Enunciado 1: Explica, por favor, en una a tres oraciones, por qué según el texto sobre los dolores de la Virgen ella siente que muere en vida al pie de la cruz.
Enunciado 2: Retoma el texto sobre los dolores de la Virgen y continúalo a partir de su última oración.

Hay tres tipos de dolores que se unen en el Inmaculado Corazón de María, haciendo de Ella Nuestra Señora de los Dolores:
         -Los dolores de su Hijo, porque los siente como propios: todos y cada uno de ellos, los físicos, los morales y los espirituales. Todos los dolores de Jesús, experimentados y sentidos por Él desde la Encarnación, incluidos los de la dolorosísima Pasión –la flagelación, la coronación de espinas, la crucifixión-, todos, absolutamente todos, son experimentados mística y espiritualmente por la Virgen y hacen de Ella la Mártir del Amor. Y porque los experimenta a todos místicamente, la Virgen, al pie de la Cruz, siente morirse a causa de la inmensidad del dolor que le significa ver al Hijo de su Amor. Al morir Jesús, cuyo Sagrado Corazón estaba unido al de la Virgen por el Amor de Dios, la Virgen siente que con la muerte de su Hijo se le va la vida, porque se le va el Amor de Dios Encarnado, Cristo Jesús y, como el Amor de Dios es Vida, la Virgen siente que con Jesús se le va también la vida y por eso, aunque no muere, porque sigue viva, al pie de la cruz, la Virgen siente que muere en vida, con su Corazón Inmaculado traspasado por una agudísima y filosísima “espada de dolor”. Es San Bernardo Abad[1] quien habla de la muerte mística de María al pie de la cruz: como dice San Bernardo, si la muerte de Jesús “fue una muerte motivada por un amor superior al que pueda tener cualquier otro hombre; esta otra (la muerte mística de María) tuvo por motivo un amor que, después de aquél, no tiene semejante”.

Material proporcionado:
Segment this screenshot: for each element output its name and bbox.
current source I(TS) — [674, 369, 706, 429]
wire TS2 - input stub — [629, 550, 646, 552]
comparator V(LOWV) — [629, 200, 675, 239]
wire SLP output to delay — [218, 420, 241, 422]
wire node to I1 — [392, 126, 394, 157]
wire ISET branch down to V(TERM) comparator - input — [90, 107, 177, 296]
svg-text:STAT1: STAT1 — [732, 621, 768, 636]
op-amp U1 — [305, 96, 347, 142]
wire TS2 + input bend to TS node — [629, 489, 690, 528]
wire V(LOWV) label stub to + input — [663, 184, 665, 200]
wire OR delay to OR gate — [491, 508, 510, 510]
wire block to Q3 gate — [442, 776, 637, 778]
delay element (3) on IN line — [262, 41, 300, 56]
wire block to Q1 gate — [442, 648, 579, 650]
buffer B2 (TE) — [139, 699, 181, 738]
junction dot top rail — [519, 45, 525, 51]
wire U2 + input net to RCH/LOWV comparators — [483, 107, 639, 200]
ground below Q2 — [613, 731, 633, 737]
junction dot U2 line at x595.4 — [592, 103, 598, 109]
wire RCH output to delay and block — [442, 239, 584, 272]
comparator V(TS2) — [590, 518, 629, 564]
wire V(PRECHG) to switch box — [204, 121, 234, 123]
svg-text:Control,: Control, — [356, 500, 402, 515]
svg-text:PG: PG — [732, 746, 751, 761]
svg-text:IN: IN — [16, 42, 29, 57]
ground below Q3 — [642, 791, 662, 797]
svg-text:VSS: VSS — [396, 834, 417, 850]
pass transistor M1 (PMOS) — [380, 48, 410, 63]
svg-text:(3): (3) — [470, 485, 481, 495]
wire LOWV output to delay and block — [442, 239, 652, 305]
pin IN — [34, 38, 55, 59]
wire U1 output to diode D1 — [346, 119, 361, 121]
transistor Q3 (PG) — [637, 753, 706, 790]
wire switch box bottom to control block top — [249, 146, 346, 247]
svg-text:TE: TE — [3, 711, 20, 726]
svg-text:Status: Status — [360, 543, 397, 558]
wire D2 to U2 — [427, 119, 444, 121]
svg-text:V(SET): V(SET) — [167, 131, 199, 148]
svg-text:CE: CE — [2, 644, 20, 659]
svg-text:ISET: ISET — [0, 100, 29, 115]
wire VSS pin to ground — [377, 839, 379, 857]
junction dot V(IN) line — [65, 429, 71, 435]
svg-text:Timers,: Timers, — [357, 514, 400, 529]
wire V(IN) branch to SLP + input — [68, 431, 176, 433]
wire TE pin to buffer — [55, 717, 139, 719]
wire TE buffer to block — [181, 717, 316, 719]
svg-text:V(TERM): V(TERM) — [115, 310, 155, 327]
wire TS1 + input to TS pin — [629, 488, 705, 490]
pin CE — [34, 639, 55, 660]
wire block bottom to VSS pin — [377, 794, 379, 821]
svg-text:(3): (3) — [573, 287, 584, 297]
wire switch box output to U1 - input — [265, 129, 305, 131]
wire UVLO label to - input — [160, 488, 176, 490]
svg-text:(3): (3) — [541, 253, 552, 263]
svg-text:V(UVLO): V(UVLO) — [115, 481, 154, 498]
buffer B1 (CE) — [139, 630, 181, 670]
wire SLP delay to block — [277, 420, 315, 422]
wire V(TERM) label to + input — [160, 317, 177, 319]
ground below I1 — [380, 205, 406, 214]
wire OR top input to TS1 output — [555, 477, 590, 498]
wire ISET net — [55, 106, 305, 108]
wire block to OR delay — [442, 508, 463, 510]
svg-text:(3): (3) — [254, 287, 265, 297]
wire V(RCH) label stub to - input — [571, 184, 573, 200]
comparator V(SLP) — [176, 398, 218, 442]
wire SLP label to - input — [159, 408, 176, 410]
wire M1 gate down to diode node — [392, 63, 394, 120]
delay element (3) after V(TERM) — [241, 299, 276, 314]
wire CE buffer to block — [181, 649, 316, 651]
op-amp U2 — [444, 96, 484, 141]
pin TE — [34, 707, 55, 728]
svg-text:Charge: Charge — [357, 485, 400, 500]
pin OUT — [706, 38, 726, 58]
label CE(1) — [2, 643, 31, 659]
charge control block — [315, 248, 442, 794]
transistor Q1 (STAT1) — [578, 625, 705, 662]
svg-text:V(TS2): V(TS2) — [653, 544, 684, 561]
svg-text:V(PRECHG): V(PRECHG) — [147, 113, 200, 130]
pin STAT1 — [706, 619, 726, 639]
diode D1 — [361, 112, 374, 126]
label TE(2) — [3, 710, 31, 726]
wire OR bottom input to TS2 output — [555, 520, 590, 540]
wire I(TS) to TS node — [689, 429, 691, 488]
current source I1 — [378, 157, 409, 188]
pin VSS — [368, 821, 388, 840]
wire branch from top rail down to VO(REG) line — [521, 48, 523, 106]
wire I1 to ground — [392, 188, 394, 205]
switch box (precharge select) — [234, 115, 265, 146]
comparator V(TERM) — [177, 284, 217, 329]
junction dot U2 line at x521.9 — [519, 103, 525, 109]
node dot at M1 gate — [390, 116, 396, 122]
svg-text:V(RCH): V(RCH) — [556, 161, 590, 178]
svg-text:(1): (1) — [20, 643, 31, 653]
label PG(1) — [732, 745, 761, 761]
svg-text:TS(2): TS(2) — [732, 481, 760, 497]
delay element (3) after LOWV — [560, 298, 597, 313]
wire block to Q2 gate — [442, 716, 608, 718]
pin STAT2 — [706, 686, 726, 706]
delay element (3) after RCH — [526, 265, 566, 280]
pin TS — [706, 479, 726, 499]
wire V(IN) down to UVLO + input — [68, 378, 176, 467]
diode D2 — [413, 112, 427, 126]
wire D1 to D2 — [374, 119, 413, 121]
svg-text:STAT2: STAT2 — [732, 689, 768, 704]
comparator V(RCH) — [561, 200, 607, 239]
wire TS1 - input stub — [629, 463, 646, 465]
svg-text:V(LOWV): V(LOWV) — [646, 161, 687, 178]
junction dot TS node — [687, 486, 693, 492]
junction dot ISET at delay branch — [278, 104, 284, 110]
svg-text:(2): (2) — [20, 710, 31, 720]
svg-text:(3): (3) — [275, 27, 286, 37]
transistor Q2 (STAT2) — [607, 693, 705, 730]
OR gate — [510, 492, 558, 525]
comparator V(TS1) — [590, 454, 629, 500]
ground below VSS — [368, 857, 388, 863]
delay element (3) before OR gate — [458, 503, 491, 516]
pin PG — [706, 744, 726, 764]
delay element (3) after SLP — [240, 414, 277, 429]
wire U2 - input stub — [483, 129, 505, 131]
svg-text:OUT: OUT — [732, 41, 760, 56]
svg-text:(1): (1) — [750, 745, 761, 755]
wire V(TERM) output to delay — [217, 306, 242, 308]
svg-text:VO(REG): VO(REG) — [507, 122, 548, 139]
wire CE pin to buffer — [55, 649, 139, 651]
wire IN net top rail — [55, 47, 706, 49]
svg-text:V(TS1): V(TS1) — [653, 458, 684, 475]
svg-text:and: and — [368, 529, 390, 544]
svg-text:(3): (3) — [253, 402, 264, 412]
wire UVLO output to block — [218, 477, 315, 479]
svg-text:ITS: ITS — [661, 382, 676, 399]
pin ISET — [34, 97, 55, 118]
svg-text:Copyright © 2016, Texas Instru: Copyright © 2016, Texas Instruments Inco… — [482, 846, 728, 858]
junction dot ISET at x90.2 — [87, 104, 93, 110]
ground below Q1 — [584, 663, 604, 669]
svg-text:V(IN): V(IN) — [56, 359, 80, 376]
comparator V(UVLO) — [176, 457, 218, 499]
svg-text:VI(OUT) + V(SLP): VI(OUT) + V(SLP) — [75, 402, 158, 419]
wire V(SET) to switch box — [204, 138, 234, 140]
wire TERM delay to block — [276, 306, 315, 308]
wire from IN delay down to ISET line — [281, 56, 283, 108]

Resultado del ejercicio 1: El Sagrado Corazón de Jesús estaba unido al suyo por el Amor de Dios, y con la muerte de su Hijo se le va el Amor de Dios Encarnado. Como el Amor de Dios es Vida, siente que con Jesús también se le va la vida, aunque no muere porque sigue viva.

Resultado del ejercicio 2:
         -Los dolores suyos, propios del Inmaculado Corazón, porque la Virgen es una madre, la Madre de Dios, que ve agonizar a su Hijo, el Hijo de su Amor, con la agonía más dolorosa y cruenta que jamás haya podido sufrir, no solo un hombre de modo individual, sino toda la humanidad de todos los tiempos. Afirma el mismo San Bernardo[2] que la Virgen sufre en su Inmaculado Corazón en cumplimiento de la profecía de San Simeón quien, iluminado por el Espíritu Santo, le anunció que “una espada de dolor atravesaría su Corazón” (cfr. Lc 2, 35) y para la Virgen, estar al pie de la cruz, significa el cumplimiento con creces de esta profecía. Precisamente, tal vez el dolor más lacerante de todos los dolores lacerantes que padece la Virgen, es el causado por el contemplar cómo la lanza del soldado romano, sin piedad, atraviesa el costado de Jesús: en ese momento, el hierro afilado de la lanza, mientras perfora el costado de Jesús, para que de él brote Sangre y Agua, atraviesa al mismo tiempo, espiritual y místicamente, el Inmaculado Corazón de María, que sufre inmersa en un océano de dolores, al ver cómo su Hijo, ni siquiera después de muerto, es respetado.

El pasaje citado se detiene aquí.